(Collected data)
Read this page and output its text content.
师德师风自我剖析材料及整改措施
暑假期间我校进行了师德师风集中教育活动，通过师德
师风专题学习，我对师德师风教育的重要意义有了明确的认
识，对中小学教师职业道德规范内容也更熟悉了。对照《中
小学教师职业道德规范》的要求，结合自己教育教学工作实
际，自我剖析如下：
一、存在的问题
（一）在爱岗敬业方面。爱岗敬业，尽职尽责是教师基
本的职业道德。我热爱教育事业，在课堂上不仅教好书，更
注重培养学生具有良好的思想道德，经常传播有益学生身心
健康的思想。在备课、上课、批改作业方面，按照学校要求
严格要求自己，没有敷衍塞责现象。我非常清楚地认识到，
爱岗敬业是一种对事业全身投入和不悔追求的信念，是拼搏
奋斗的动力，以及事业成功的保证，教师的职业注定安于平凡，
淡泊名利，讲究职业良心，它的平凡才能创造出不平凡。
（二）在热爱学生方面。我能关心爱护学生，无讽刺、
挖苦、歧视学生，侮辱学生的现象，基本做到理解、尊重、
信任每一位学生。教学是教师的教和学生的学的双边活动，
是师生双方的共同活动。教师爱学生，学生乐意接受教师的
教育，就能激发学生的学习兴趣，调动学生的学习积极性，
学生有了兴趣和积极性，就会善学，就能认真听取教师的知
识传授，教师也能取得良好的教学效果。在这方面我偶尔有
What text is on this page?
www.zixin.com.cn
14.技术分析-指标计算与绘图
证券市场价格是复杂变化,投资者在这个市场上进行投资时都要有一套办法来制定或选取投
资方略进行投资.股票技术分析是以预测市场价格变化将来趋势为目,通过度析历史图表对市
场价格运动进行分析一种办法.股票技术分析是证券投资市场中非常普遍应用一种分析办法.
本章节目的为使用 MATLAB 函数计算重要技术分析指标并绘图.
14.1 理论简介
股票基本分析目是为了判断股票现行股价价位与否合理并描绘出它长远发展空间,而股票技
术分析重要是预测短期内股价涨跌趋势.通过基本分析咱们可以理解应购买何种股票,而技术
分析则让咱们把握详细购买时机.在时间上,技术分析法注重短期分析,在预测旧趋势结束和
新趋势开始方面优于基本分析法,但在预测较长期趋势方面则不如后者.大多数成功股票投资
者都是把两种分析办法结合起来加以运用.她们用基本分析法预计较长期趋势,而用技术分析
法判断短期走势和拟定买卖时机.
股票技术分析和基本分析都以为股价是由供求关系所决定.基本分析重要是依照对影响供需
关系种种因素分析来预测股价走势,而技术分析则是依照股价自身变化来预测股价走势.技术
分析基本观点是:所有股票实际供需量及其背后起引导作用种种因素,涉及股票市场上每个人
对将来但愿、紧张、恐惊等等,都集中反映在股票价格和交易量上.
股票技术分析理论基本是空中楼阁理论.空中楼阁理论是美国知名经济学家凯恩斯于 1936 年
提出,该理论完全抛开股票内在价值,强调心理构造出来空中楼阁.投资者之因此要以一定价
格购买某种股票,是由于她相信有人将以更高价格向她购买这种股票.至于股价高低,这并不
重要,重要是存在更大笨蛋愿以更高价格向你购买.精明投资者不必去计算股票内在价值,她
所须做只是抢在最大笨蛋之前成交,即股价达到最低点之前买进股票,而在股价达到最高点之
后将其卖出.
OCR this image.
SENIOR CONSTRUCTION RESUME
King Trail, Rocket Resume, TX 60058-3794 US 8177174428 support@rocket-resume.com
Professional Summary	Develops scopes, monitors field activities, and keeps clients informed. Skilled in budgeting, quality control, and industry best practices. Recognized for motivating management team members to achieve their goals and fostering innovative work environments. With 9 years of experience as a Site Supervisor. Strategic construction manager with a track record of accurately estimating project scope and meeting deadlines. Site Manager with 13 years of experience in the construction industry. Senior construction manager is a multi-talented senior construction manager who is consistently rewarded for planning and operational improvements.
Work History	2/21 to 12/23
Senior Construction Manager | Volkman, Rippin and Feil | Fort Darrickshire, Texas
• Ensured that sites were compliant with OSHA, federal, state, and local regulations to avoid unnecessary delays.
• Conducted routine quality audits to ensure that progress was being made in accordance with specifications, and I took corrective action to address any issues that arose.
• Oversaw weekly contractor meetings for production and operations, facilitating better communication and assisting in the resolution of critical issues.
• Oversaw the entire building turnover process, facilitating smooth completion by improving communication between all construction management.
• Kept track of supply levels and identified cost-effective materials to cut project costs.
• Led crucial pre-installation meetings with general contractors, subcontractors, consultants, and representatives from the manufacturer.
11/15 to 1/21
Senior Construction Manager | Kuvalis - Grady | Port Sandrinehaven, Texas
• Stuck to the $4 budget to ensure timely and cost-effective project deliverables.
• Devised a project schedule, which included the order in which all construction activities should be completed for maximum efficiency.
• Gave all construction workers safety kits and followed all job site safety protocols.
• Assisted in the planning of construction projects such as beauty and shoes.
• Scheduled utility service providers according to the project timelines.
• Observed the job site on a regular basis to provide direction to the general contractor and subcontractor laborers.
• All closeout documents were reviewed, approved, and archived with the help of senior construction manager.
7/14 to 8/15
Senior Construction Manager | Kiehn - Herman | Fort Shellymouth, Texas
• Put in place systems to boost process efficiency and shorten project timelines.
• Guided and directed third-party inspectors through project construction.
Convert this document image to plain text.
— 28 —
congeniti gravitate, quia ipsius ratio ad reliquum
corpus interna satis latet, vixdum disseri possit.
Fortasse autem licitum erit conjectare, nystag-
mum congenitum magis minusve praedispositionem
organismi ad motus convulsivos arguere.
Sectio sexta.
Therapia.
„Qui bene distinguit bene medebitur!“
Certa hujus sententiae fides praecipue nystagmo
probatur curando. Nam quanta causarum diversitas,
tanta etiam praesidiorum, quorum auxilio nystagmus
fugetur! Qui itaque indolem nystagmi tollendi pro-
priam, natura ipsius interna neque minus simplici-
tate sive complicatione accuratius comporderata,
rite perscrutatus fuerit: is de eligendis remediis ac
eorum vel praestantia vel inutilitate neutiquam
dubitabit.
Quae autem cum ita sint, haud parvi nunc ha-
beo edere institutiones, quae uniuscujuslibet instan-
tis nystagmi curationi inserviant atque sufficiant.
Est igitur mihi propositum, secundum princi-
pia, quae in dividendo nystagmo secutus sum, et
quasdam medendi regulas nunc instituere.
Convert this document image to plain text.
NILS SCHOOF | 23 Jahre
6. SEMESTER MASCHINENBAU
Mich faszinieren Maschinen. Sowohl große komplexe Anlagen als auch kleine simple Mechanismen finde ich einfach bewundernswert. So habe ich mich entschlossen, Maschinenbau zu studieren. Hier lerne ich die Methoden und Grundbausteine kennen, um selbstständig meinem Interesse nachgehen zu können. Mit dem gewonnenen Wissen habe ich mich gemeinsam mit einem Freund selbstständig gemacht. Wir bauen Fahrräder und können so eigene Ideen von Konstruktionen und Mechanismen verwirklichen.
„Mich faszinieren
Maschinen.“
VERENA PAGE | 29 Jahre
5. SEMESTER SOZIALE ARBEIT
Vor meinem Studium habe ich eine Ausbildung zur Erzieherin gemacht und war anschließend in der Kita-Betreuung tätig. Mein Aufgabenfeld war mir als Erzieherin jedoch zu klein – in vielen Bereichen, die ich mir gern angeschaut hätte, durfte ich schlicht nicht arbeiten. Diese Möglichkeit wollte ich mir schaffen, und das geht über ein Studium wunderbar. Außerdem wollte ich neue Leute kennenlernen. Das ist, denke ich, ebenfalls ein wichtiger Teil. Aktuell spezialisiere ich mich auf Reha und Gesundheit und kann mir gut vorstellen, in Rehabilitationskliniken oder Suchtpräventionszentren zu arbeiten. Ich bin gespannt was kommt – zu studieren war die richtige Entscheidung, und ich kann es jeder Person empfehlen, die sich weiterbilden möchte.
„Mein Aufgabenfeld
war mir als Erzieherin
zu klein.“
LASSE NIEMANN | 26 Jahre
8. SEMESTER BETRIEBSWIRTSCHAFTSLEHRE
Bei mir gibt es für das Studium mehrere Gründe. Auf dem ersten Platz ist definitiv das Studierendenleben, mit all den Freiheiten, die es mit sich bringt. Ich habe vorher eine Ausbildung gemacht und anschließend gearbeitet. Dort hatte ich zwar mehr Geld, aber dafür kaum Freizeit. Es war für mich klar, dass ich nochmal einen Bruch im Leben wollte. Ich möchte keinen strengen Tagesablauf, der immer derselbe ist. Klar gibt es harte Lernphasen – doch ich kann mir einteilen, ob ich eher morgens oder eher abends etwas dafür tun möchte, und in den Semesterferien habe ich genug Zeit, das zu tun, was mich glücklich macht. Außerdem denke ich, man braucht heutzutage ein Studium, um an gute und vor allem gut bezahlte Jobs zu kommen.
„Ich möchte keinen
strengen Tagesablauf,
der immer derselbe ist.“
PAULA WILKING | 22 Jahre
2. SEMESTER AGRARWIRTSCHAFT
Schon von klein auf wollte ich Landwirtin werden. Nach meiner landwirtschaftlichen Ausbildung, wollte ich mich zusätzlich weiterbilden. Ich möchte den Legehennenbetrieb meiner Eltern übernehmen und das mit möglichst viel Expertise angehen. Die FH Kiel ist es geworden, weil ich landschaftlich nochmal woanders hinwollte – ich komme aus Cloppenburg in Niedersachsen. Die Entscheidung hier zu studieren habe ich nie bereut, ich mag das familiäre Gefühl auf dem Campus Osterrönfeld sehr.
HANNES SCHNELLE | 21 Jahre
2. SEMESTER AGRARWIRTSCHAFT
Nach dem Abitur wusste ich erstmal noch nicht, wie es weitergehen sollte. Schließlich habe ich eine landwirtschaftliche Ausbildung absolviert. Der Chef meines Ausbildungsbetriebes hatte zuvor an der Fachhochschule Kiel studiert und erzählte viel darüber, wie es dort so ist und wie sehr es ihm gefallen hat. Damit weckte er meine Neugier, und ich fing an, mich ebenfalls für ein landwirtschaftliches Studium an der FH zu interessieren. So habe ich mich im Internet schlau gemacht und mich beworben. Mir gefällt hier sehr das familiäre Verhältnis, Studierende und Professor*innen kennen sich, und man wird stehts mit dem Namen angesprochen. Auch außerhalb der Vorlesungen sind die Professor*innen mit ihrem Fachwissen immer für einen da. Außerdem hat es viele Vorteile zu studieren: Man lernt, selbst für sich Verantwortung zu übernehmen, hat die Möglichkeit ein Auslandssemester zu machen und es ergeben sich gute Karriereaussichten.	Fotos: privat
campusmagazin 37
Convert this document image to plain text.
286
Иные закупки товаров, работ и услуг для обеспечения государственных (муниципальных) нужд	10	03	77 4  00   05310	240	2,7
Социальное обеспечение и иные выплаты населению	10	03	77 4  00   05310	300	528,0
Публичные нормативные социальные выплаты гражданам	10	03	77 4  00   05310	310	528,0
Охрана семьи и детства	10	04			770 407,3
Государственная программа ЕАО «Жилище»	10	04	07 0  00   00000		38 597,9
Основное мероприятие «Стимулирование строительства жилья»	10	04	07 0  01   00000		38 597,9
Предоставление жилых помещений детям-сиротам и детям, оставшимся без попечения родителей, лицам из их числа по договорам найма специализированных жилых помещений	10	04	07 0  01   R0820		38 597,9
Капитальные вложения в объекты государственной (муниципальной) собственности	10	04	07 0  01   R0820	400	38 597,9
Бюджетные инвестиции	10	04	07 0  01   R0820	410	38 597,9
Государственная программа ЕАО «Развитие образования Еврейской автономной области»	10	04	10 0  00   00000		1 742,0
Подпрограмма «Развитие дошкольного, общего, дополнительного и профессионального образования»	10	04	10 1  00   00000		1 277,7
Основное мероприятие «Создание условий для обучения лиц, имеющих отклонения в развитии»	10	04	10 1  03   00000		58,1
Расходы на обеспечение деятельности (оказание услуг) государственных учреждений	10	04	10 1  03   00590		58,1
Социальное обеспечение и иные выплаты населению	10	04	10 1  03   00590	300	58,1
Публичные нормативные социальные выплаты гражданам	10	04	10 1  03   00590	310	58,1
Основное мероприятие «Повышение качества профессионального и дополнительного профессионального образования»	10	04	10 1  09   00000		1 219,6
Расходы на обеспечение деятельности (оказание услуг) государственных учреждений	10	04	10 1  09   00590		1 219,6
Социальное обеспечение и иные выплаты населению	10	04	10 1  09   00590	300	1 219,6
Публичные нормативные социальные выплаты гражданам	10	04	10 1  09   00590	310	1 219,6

WRITTEN REQUEST >> Where a line holds "Социальное", copy that line.

SOLUTION TO THIS PROBLEM >>
Социальное обеспечение и иные выплаты населению	10	03	77 4  00   05310	300	528,0
Социальное обеспечение и иные выплаты населению	10	04	10 1  03   00590	300	58,1
Социальное обеспечение и иные выплаты населению	10	04	10 1  09   00590	300	1 219,6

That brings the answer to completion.